### What you have to do
Go through the listing and write out all of it exactly.

=== Data for this exercise ===

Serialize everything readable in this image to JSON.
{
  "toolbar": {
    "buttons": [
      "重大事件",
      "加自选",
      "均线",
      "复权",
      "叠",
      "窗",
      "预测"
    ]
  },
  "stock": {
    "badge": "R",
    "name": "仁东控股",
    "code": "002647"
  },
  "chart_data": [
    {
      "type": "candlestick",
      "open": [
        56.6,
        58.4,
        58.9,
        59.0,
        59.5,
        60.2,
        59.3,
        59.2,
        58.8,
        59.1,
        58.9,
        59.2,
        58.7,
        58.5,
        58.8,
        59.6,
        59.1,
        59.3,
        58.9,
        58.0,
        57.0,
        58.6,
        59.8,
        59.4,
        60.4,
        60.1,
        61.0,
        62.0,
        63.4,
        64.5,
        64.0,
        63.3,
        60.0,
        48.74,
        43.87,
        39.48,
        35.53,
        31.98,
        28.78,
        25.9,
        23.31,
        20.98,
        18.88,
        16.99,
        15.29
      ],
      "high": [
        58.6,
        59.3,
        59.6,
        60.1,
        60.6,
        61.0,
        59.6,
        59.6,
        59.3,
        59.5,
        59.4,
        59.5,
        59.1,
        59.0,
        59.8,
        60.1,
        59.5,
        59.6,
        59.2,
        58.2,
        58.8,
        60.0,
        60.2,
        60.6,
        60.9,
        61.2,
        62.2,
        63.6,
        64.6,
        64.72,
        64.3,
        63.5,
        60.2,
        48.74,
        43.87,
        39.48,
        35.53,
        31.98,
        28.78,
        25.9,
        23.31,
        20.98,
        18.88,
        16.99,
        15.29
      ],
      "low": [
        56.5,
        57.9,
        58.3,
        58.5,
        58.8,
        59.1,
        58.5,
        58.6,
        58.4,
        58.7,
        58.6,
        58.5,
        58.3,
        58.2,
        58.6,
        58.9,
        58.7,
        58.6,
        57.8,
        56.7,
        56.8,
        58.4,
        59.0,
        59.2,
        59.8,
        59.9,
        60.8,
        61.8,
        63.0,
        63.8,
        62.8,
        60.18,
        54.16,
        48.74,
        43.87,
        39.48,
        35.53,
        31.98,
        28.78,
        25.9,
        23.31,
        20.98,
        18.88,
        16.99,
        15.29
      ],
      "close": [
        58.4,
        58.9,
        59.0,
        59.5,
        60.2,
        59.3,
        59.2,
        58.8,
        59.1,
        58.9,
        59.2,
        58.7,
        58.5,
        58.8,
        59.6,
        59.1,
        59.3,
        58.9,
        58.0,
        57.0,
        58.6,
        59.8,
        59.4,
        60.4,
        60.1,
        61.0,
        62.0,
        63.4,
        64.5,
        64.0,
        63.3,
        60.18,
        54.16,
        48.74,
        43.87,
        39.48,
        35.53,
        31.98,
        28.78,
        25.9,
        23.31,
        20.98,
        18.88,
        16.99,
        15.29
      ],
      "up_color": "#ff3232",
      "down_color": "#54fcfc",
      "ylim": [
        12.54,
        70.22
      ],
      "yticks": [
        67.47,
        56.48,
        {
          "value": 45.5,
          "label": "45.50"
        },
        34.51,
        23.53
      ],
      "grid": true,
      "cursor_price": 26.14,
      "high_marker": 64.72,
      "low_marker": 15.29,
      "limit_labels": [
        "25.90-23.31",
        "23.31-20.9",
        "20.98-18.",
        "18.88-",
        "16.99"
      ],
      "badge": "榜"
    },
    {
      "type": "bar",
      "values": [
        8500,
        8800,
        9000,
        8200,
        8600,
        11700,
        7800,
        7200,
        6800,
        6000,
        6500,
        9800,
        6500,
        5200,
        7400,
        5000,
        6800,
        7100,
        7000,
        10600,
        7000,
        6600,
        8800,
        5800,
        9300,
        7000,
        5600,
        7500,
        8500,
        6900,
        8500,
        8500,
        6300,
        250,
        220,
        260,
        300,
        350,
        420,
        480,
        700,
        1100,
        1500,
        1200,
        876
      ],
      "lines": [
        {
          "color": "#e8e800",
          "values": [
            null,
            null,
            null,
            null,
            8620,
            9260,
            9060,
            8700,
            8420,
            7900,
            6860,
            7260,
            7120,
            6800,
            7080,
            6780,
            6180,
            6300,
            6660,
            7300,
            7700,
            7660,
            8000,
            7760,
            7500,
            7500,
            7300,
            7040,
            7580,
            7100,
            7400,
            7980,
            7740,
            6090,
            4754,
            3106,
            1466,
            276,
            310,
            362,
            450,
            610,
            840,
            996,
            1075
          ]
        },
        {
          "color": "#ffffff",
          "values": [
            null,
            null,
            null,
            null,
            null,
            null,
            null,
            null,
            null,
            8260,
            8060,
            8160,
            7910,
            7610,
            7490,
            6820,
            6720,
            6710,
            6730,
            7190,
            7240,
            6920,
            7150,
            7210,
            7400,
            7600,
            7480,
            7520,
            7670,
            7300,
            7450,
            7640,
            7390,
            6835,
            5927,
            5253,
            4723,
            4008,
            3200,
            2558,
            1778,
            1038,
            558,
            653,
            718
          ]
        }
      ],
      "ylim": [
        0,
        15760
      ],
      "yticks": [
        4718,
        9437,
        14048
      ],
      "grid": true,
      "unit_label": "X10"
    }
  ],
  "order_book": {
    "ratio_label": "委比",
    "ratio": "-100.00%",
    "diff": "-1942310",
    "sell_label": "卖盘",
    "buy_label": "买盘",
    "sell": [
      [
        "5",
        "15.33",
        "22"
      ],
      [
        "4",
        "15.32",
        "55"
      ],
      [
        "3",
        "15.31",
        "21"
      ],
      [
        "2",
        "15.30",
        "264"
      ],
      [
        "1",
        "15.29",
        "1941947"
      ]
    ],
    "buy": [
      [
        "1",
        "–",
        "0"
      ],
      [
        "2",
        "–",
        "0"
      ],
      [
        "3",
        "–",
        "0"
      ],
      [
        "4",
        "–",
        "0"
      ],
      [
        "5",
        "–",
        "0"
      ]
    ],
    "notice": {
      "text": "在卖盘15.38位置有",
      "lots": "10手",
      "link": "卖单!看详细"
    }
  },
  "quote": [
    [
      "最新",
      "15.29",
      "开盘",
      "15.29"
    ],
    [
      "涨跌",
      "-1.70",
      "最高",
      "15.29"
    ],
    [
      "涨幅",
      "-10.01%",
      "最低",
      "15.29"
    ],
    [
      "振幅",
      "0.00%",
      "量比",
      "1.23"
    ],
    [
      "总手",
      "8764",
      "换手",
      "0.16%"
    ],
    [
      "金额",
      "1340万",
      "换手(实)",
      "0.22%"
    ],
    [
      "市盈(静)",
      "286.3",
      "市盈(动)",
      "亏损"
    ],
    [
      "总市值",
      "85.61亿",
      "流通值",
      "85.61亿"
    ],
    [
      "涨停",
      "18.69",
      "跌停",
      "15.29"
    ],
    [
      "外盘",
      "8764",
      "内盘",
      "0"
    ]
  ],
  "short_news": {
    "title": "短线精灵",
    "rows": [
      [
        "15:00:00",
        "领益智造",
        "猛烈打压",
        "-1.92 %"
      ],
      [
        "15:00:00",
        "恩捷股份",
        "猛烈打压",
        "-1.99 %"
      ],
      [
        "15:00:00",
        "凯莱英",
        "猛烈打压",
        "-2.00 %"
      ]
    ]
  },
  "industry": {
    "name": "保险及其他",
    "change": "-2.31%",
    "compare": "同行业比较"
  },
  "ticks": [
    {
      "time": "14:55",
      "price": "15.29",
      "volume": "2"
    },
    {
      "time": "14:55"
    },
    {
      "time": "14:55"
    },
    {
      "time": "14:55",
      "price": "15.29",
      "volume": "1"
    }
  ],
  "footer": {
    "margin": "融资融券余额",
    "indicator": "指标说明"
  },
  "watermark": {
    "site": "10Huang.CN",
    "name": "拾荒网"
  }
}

===

### Exercise response
Serialize everything readable in this image to JSON.
{
  "toolbar": {
    "buttons": [
      "重大事件",
      "加自选",
      "均线",
      "复权",
      "叠",
      "窗",
      "预测"
    ]
  },
  "stock": {
    "badge": "R",
    "name": "仁东控股",
    "code": "002647"
  },
  "chart_data": [
    {
      "type": "candlestick",
      "open": [
        56.6,
        58.4,
        58.9,
        59.0,
        59.5,
        60.2,
        59.3,
        59.2,
        58.8,
        59.1,
        58.9,
        59.2,
        58.7,
        58.5,
        58.8,
        59.6,
        59.1,
        59.3,
        58.9,
        58.0,
        57.0,
        58.6,
        59.8,
        59.4,
        60.4,
        60.1,
        61.0,
        62.0,
        63.4,
        64.5,
        64.0,
        63.3,
        60.0,
        48.74,
        43.87,
        39.48,
        35.53,
        31.98,
        28.78,
        25.9,
        23.31,
        20.98,
        18.88,
        16.99,
        15.29
      ],
      "high": [
        58.6,
        59.3,
        59.6,
        60.1,
        60.6,
        61.0,
        59.6,
        59.6,
        59.3,
        59.5,
        59.4,
        59.5,
        59.1,
        59.0,
        59.8,
        60.1,
        59.5,
        59.6,
        59.2,
        58.2,
        58.8,
        60.0,
        60.2,
        60.6,
        60.9,
        61.2,
        62.2,
        63.6,
        64.6,
        64.72,
        64.3,
        63.5,
        60.2,
        48.74,
        43.87,
        39.48,
        35.53,
        31.98,
        28.78,
        25.9,
        23.31,
        20.98,
        18.88,
        16.99,
        15.29
      ],
      "low": [
        56.5,
        57.9,
        58.3,
        58.5,
        58.8,
        59.1,
        58.5,
        58.6,
        58.4,
        58.7,
        58.6,
        58.5,
        58.3,
        58.2,
        58.6,
        58.9,
        58.7,
        58.6,
        57.8,
        56.7,
        56.8,
        58.4,
        59.0,
        59.2,
        59.8,
        59.9,
        60.8,
        61.8,
        63.0,
        63.8,
        62.8,
        60.18,
        54.16,
        48.74,
        43.87,
        39.48,
        35.53,
        31.98,
        28.78,
        25.9,
        23.31,
        20.98,
        18.88,
        16.99,
        15.29
      ],
      "close": [
        58.4,
        58.9,
        59.0,
        59.5,
        60.2,
        59.3,
        59.2,
        58.8,
        59.1,
        58.9,
        59.2,
        58.7,
        58.5,
        58.8,
        59.6,
        59.1,
        59.3,
        58.9,
        58.0,
        57.0,
        58.6,
        59.8,
        59.4,
        60.4,
        60.1,
        61.0,
        62.0,
        63.4,
        64.5,
        64.0,
        63.3,
        60.18,
        54.16,
        48.74,
        43.87,
        39.48,
        35.53,
        31.98,
        28.78,
        25.9,
        23.31,
        20.98,
        18.88,
        16.99,
        15.29
      ],
      "up_color": "#ff3232",
      "down_color": "#54fcfc",
      "ylim": [
        12.54,
        70.22
      ],
      "yticks": [
        67.47,
        56.48,
        {
          "value": 45.5,
          "label": "45.50"
        },
        34.51,
        23.53
      ],
      "grid": true,
      "cursor_price": 26.14,
      "high_marker": 64.72,
      "low_marker": 15.29,
      "limit_labels": [
        "25.90-23.31",
        "23.31-20.9",
        "20.98-18.",
        "18.88-",
        "16.99"
      ],
      "badge": "榜"
    },
    {
      "type": "bar",
      "values": [
        8500,
        8800,
        9000,
        8200,
        8600,
        11700,
        7800,
        7200,
        6800,
        6000,
        6500,
        9800,
        6500,
        5200,
        7400,
        5000,
        6800,
        7100,
        7000,
        10600,
        7000,
        6600,
        8800,
        5800,
        9300,
        7000,
        5600,
        7500,
        8500,
        6900,
        8500,
        8500,
        6300,
        250,
        220,
        260,
        300,
        350,
        420,
        480,
        700,
        1100,
        1500,
        1200,
        876
      ],
      "lines": [
        {
          "color": "#e8e800",
          "values": [
            null,
            null,
            null,
            null,
            8620,
            9260,
            9060,
            8700,
            8420,
            7900,
            6860,
            7260,
            7120,
            6800,
            7080,
            6780,
            6180,
            6300,
            6660,
            7300,
            7700,
            7660,
            8000,
            7760,
            7500,
            7500,
            7300,
            7040,
            7580,
            7100,
            7400,
            7980,
            7740,
            6090,
            4754,
            3106,
            1466,
            276,
            310,
            362,
            450,
            610,
            840,
            996,
            1075
          ]
        },
        {
          "color": "#ffffff",
          "values": [
            null,
            null,
            null,
            null,
            null,
            null,
            null,
            null,
            null,
            8260,
            8060,
            8160,
            7910,
            7610,
            7490,
            6820,
            6720,
            6710,
            6730,
            7190,
            7240,
            6920,
            7150,
            7210,
            7400,
            7600,
            7480,
            7520,
            7670,
            7300,
            7450,
            7640,
            7390,
            6835,
            5927,
            5253,
            4723,
            4008,
            3200,
            2558,
            1778,
            1038,
            558,
            653,
            718
          ]
        }
      ],
      "ylim": [
        0,
        15760
      ],
      "yticks": [
        4718,
        9437,
        14048
      ],
      "grid": true,
      "unit_label": "X10"
    }
  ],
  "order_book": {
    "ratio_label": "委比",
    "ratio": "-100.00%",
    "diff": "-1942310",
    "sell_label": "卖盘",
    "buy_label": "买盘",
    "sell": [
      [
        "5",
        "15.33",
        "22"
      ],
      [
        "4",
        "15.32",
        "55"
      ],
      [
        "3",
        "15.31",
        "21"
      ],
      [
        "2",
        "15.30",
        "264"
      ],
      [
        "1",
        "15.29",
        "1941947"
      ]
    ],
    "buy": [
      [
        "1",
        "–",
        "0"
      ],
      [
        "2",
        "–",
        "0"
      ],
      [
        "3",
        "–",
        "0"
      ],
      [
        "4",
        "–",
        "0"
      ],
      [
        "5",
        "–",
        "0"
      ]
    ],
    "notice": {
      "text": "在卖盘15.38位置有",
      "lots": "10手",
      "link": "卖单!看详细"
    }
  },
  "quote": [
    [
      "最新",
      "15.29",
      "开盘",
      "15.29"
    ],
    [
      "涨跌",
      "-1.70",
      "最高",
      "15.29"
    ],
    [
      "涨幅",
      "-10.01%",
      "最低",
      "15.29"
    ],
    [
      "振幅",
      "0.00%",
      "量比",
      "1.23"
    ],
    [
      "总手",
      "8764",
      "换手",
      "0.16%"
    ],
    [
      "金额",
      "1340万",
      "换手(实)",
      "0.22%"
    ],
    [
      "市盈(静)",
      "286.3",
      "市盈(动)",
      "亏损"
    ],
    [
      "总市值",
      "85.61亿",
      "流通值",
      "85.61亿"
    ],
    [
      "涨停",
      "18.69",
      "跌停",
      "15.29"
    ],
    [
      "外盘",
      "8764",
      "内盘",
      "0"
    ]
  ],
  "short_news": {
    "title": "短线精灵",
    "rows": [
      [
        "15:00:00",
        "领益智造",
        "猛烈打压",
        "-1.92 %"
      ],
      [
        "15:00:00",
        "恩捷股份",
        "猛烈打压",
        "-1.99 %"
      ],
      [
        "15:00:00",
        "凯莱英",
        "猛烈打压",
        "-2.00 %"
      ]
    ]
  },
  "industry": {
    "name": "保险及其他",
    "change": "-2.31%",
    "compare": "同行业比较"
  },
  "ticks": [
    {
      "time": "14:55",
      "price": "15.29",
      "volume": "2"
    },
    {
      "time": "14:55"
    },
    {
      "time": "14:55"
    },
    {
      "time": "14:55",
      "price": "15.29",
      "volume": "1"
    }
  ],
  "footer": {
    "margin": "融资融券余额",
    "indicator": "指标说明"
  },
  "watermark": {
    "site": "10Huang.CN",
    "name": "拾荒网"
  }
}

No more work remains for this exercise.